§ **OBJECTIVE**: Each line of the material must be returned exactly.

--- start LISTED ENTRIES ---

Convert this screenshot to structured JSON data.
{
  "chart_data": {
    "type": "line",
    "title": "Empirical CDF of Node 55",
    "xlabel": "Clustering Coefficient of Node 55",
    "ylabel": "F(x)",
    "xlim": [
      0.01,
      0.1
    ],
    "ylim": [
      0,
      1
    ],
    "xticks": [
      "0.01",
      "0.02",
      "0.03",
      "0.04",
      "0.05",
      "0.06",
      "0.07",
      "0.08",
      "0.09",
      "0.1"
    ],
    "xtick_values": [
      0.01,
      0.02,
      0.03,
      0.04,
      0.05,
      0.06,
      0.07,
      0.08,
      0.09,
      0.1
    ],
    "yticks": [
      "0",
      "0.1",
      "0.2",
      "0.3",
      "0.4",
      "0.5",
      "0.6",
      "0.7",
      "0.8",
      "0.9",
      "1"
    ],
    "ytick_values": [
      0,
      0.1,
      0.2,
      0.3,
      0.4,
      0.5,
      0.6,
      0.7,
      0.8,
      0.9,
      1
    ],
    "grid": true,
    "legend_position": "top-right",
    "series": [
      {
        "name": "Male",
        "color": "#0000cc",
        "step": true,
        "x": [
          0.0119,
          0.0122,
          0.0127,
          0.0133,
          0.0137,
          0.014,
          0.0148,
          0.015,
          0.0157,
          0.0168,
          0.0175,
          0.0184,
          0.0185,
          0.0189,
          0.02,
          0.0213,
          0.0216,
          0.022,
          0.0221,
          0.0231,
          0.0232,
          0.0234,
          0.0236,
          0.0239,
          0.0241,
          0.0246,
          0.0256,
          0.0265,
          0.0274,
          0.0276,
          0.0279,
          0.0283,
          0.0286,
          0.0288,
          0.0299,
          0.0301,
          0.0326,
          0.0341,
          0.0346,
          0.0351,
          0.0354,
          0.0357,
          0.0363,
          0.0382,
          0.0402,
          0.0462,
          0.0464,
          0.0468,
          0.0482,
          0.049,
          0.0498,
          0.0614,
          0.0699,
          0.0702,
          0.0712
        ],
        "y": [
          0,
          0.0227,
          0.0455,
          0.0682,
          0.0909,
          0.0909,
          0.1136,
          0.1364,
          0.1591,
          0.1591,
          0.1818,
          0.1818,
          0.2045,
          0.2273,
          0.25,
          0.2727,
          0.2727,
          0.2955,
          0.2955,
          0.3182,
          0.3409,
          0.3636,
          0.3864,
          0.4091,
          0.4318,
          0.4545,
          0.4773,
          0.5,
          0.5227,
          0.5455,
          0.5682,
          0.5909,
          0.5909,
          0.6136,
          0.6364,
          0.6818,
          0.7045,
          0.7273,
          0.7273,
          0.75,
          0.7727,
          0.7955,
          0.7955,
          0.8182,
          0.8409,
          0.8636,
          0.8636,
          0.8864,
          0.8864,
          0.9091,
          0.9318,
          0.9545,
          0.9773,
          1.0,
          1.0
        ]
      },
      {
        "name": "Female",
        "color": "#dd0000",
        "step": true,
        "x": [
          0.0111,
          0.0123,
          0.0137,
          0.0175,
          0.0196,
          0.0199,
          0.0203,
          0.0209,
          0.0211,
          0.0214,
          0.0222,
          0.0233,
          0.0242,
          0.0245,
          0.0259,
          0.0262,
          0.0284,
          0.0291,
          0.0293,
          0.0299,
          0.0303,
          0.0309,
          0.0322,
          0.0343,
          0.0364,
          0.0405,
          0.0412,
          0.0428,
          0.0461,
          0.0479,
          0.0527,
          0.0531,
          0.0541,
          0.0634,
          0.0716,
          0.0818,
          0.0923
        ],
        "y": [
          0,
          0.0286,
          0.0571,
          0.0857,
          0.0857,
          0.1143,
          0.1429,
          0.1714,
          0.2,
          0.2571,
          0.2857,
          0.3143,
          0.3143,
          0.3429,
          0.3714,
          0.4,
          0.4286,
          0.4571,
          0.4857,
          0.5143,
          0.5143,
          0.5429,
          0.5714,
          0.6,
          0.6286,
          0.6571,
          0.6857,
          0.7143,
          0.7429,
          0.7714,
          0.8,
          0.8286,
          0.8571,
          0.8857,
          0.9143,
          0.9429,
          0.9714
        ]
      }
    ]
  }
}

--- end LISTED ENTRIES ---

§ **FULL OUTPUT**:
Convert this screenshot to structured JSON data.
{
  "chart_data": {
    "type": "line",
    "title": "Empirical CDF of Node 55",
    "xlabel": "Clustering Coefficient of Node 55",
    "ylabel": "F(x)",
    "xlim": [
      0.01,
      0.1
    ],
    "ylim": [
      0,
      1
    ],
    "xticks": [
      "0.01",
      "0.02",
      "0.03",
      "0.04",
      "0.05",
      "0.06",
      "0.07",
      "0.08",
      "0.09",
      "0.1"
    ],
    "xtick_values": [
      0.01,
      0.02,
      0.03,
      0.04,
      0.05,
      0.06,
      0.07,
      0.08,
      0.09,
      0.1
    ],
    "yticks": [
      "0",
      "0.1",
      "0.2",
      "0.3",
      "0.4",
      "0.5",
      "0.6",
      "0.7",
      "0.8",
      "0.9",
      "1"
    ],
    "ytick_values": [
      0,
      0.1,
      0.2,
      0.3,
      0.4,
      0.5,
      0.6,
      0.7,
      0.8,
      0.9,
      1
    ],
    "grid": true,
    "legend_position": "top-right",
    "series": [
      {
        "name": "Male",
        "color": "#0000cc",
        "step": true,
        "x": [
          0.0119,
          0.0122,
          0.0127,
          0.0133,
          0.0137,
          0.014,
          0.0148,
          0.015,
          0.0157,
          0.0168,
          0.0175,
          0.0184,
          0.0185,
          0.0189,
          0.02,
          0.0213,
          0.0216,
          0.022,
          0.0221,
          0.0231,
          0.0232,
          0.0234,
          0.0236,
          0.0239,
          0.0241,
          0.0246,
          0.0256,
          0.0265,
          0.0274,
          0.0276,
          0.0279,
          0.0283,
          0.0286,
          0.0288,
          0.0299,
          0.0301,
          0.0326,
          0.0341,
          0.0346,
          0.0351,
          0.0354,
          0.0357,
          0.0363,
          0.0382,
          0.0402,
          0.0462,
          0.0464,
          0.0468,
          0.0482,
          0.049,
          0.0498,
          0.0614,
          0.0699,
          0.0702,
          0.0712
        ],
        "y": [
          0,
          0.0227,
          0.0455,
          0.0682,
          0.0909,
          0.0909,
          0.1136,
          0.1364,
          0.1591,
          0.1591,
          0.1818,
          0.1818,
          0.2045,
          0.2273,
          0.25,
          0.2727,
          0.2727,
          0.2955,
          0.2955,
          0.3182,
          0.3409,
          0.3636,
          0.3864,
          0.4091,
          0.4318,
          0.4545,
          0.4773,
          0.5,
          0.5227,
          0.5455,
          0.5682,
          0.5909,
          0.5909,
          0.6136,
          0.6364,
          0.6818,
          0.7045,
          0.7273,
          0.7273,
          0.75,
          0.7727,
          0.7955,
          0.7955,
          0.8182,
          0.8409,
          0.8636,
          0.8636,
          0.8864,
          0.8864,
          0.9091,
          0.9318,
          0.9545,
          0.9773,
          1.0,
          1.0
        ]
      },
      {
        "name": "Female",
        "color": "#dd0000",
        "step": true,
        "x": [
          0.0111,
          0.0123,
          0.0137,
          0.0175,
          0.0196,
          0.0199,
          0.0203,
          0.0209,
          0.0211,
          0.0214,
          0.0222,
          0.0233,
          0.0242,
          0.0245,
          0.0259,
          0.0262,
          0.0284,
          0.0291,
          0.0293,
          0.0299,
          0.0303,
          0.0309,
          0.0322,
          0.0343,
          0.0364,
          0.0405,
          0.0412,
          0.0428,
          0.0461,
          0.0479,
          0.0527,
          0.0531,
          0.0541,
          0.0634,
          0.0716,
          0.0818,
          0.0923
        ],
        "y": [
          0,
          0.0286,
          0.0571,
          0.0857,
          0.0857,
          0.1143,
          0.1429,
          0.1714,
          0.2,
          0.2571,
          0.2857,
          0.3143,
          0.3143,
          0.3429,
          0.3714,
          0.4,
          0.4286,
          0.4571,
          0.4857,
          0.5143,
          0.5143,
          0.5429,
          0.5714,
          0.6,
          0.6286,
          0.6571,
          0.6857,
          0.7143,
          0.7429,
          0.7714,
          0.8,
          0.8286,
          0.8571,
          0.8857,
          0.9143,
          0.9429,
          0.9714
        ]
      }
    ]
  }
}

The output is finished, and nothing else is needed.